* MATERIAL FOR THIS TASK:
** BEGIN **
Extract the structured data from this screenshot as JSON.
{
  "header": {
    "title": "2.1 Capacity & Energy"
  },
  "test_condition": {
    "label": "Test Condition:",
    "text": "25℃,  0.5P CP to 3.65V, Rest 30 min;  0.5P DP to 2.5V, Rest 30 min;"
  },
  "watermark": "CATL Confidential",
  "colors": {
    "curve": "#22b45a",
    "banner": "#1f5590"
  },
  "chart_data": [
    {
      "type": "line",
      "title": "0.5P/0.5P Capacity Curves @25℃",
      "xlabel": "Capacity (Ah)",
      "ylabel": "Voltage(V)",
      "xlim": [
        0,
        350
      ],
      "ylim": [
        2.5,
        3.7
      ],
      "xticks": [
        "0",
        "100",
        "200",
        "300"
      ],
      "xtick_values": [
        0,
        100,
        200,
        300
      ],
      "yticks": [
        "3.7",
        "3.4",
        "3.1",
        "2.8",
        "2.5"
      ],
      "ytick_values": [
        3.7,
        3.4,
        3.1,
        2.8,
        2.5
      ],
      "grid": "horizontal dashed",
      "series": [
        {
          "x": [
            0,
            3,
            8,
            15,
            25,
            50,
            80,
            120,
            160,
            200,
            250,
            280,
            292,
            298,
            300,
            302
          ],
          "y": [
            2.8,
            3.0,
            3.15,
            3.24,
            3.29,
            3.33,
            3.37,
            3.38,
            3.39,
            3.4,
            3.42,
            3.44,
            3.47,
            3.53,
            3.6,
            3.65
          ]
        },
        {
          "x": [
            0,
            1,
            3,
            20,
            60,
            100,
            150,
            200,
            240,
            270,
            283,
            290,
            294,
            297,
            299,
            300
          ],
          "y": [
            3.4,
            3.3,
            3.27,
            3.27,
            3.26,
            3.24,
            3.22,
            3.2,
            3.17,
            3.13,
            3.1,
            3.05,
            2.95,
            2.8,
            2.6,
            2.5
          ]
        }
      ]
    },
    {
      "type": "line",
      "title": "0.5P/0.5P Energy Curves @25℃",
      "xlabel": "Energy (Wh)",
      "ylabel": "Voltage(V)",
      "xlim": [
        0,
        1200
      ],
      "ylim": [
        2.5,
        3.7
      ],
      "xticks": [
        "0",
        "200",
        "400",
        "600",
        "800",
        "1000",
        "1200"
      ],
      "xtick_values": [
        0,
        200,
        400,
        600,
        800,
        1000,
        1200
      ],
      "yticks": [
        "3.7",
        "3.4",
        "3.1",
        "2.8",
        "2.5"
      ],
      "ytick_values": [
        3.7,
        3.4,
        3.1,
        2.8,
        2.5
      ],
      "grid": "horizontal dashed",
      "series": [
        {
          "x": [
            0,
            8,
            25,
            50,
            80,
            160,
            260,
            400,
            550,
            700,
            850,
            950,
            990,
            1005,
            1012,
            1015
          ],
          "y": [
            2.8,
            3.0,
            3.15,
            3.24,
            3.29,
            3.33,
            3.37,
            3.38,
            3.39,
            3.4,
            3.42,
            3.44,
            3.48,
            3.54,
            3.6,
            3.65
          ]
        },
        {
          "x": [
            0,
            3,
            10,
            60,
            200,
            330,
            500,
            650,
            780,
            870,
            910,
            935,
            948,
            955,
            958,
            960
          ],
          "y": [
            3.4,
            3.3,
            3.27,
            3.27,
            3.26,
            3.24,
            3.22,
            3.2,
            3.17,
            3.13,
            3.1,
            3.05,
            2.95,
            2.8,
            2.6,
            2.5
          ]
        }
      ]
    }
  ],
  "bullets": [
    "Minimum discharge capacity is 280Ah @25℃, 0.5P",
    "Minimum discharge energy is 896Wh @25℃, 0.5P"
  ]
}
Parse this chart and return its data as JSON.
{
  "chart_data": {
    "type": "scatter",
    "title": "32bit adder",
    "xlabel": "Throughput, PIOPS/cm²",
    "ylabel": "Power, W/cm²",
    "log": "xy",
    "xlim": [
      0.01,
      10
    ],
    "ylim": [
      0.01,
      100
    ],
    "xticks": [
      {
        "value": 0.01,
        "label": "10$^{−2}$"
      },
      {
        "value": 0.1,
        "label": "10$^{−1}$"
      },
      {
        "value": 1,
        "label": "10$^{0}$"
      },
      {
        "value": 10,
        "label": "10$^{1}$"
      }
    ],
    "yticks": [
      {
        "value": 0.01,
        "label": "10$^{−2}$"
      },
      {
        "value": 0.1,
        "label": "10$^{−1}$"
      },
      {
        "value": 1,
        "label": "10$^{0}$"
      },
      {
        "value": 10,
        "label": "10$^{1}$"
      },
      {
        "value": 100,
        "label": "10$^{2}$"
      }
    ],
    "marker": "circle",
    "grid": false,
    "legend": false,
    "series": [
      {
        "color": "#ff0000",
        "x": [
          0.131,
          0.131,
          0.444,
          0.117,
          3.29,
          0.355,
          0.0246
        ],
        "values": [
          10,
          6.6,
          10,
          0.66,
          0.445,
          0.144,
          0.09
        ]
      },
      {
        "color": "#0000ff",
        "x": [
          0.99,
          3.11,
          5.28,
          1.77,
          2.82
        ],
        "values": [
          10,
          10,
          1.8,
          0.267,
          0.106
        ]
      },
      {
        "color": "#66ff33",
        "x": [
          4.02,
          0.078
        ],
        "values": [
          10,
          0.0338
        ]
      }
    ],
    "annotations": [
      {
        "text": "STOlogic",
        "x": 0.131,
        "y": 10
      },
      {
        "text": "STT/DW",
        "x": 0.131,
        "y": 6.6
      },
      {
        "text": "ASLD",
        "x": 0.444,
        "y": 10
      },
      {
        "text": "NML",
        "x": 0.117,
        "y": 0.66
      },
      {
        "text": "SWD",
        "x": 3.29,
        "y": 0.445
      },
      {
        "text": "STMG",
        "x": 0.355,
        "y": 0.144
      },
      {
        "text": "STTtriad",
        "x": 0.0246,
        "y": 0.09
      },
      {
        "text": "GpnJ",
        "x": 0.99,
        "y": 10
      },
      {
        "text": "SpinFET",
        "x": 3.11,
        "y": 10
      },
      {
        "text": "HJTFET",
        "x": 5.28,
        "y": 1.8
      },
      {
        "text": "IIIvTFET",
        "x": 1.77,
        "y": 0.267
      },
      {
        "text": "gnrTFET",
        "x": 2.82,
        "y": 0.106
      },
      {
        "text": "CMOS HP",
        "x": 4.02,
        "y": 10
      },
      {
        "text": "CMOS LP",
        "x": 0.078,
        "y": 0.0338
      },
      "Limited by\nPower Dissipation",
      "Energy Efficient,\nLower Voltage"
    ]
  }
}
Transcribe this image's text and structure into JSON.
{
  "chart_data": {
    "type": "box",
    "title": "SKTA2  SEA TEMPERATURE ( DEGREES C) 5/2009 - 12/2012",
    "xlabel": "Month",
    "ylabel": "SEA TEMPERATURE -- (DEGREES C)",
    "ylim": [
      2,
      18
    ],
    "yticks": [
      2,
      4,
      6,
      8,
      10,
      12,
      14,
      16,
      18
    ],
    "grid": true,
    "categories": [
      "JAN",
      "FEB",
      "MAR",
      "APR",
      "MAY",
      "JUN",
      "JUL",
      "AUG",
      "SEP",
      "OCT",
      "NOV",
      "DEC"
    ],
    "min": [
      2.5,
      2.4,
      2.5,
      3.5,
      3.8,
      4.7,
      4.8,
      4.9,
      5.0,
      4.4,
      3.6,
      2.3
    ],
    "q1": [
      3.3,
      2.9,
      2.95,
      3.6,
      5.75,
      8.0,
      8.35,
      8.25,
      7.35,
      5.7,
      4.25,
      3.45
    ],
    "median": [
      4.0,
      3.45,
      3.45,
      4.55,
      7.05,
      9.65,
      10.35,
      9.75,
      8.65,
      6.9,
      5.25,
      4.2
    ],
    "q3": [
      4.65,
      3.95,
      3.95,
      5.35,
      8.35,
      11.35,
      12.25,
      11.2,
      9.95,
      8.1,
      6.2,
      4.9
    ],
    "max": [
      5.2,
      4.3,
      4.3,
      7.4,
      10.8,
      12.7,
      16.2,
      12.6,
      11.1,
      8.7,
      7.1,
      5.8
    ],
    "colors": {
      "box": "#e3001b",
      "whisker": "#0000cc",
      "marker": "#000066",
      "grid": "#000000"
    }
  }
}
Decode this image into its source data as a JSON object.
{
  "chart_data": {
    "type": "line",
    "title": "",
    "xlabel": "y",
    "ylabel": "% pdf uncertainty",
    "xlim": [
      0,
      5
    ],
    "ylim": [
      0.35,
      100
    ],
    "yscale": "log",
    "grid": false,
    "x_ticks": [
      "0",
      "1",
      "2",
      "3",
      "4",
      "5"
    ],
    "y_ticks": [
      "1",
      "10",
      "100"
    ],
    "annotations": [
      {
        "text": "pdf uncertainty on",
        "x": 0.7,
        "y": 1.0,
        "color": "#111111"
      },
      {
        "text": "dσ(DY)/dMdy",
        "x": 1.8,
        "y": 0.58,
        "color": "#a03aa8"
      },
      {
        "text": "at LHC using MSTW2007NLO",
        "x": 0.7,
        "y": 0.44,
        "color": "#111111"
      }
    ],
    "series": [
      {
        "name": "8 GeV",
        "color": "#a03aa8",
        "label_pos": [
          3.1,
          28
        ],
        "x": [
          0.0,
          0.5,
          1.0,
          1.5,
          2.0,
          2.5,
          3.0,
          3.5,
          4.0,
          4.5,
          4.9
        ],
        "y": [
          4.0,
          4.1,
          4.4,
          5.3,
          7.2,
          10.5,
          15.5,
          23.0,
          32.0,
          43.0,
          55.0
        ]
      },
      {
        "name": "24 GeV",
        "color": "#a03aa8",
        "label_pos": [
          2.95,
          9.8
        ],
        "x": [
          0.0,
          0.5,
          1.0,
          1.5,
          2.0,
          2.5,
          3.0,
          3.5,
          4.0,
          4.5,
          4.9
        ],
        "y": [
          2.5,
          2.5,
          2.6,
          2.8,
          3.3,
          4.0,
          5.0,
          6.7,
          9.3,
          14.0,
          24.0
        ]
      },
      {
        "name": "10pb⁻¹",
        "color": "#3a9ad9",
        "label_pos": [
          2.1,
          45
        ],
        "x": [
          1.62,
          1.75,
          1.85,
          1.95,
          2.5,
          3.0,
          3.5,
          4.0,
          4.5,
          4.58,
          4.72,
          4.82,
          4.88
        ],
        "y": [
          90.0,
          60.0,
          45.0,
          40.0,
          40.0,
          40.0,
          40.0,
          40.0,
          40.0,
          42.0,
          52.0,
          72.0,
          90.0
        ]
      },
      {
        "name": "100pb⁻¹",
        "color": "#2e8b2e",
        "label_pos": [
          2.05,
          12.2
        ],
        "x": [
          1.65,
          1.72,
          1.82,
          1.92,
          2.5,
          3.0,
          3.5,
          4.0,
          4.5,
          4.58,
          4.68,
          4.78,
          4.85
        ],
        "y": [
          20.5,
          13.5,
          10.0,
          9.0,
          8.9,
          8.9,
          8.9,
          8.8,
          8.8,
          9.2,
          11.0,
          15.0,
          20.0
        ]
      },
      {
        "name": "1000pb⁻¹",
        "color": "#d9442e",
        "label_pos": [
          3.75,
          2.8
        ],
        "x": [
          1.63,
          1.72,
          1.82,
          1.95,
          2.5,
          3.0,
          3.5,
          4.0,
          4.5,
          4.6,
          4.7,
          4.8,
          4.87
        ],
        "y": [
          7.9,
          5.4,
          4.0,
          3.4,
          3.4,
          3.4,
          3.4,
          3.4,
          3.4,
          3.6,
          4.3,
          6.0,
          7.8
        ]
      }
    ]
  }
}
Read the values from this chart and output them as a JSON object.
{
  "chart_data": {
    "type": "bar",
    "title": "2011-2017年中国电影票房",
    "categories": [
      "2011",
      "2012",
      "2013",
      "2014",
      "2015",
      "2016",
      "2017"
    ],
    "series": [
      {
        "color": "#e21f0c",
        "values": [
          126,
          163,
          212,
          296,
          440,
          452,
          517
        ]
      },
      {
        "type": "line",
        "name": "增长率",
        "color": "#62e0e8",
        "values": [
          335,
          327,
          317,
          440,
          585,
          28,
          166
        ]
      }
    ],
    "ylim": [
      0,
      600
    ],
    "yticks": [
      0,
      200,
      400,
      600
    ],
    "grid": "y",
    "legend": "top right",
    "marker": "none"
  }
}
** END **
* DIRECTION:
Gather every line from the listing above in which "Minimum" appears, and copy those lines.

* RESULT OF THIS TASK:
    "Minimum discharge capacity is 280Ah @25℃, 0.5P",
    "Minimum discharge energy is 896Wh @25℃, 0.5P"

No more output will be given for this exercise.